What you are asked to do →
Using the material that follows, identify and copy each line with the string "Median".

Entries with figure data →
- - -
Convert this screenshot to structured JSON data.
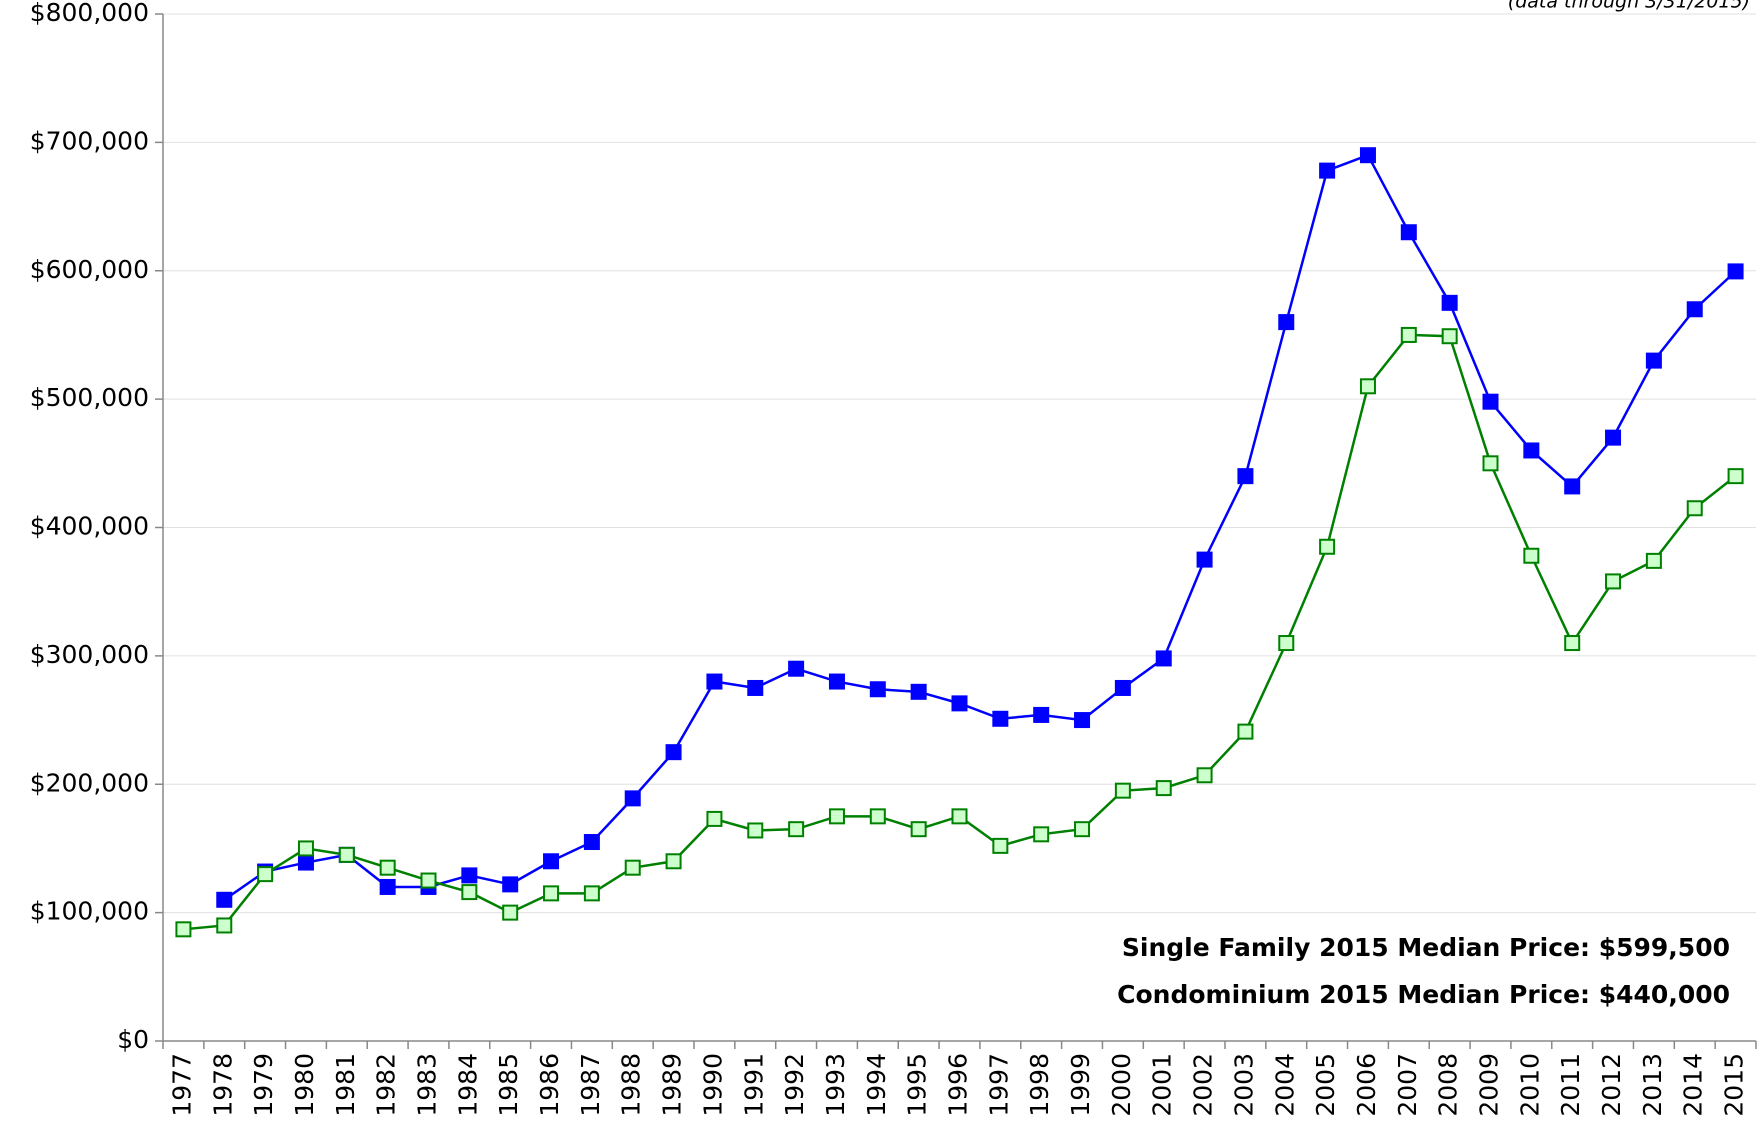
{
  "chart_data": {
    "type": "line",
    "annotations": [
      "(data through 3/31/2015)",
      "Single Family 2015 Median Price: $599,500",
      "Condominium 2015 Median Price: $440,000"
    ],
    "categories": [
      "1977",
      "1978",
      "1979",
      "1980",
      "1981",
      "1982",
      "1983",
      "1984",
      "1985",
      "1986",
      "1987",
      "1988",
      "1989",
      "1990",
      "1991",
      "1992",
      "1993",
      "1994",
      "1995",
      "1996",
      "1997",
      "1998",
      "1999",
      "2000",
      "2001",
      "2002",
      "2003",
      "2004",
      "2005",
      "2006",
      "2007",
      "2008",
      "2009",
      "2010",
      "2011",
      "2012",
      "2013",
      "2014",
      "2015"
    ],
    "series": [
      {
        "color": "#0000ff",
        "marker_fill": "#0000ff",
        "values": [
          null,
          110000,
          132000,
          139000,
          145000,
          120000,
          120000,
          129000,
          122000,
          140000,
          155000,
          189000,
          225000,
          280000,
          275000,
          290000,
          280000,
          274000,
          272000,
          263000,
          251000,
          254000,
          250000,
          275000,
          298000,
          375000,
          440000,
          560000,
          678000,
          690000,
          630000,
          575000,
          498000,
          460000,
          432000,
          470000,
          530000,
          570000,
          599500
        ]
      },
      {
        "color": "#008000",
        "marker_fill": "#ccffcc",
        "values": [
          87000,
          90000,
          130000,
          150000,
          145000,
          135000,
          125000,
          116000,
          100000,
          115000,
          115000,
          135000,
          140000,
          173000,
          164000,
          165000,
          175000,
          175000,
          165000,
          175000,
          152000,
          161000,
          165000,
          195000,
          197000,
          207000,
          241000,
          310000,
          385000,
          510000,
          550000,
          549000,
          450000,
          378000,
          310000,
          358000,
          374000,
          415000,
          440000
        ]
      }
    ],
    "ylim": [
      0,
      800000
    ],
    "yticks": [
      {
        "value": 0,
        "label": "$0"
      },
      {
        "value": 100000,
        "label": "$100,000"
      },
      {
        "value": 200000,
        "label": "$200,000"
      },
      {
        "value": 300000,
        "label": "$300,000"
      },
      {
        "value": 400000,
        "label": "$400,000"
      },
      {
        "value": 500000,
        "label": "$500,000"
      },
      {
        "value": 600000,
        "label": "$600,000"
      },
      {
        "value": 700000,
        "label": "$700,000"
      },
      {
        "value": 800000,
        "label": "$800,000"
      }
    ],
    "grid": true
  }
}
- - -
The solution →
      "Single Family 2015 Median Price: $599,500",
      "Condominium 2015 Median Price: $440,000"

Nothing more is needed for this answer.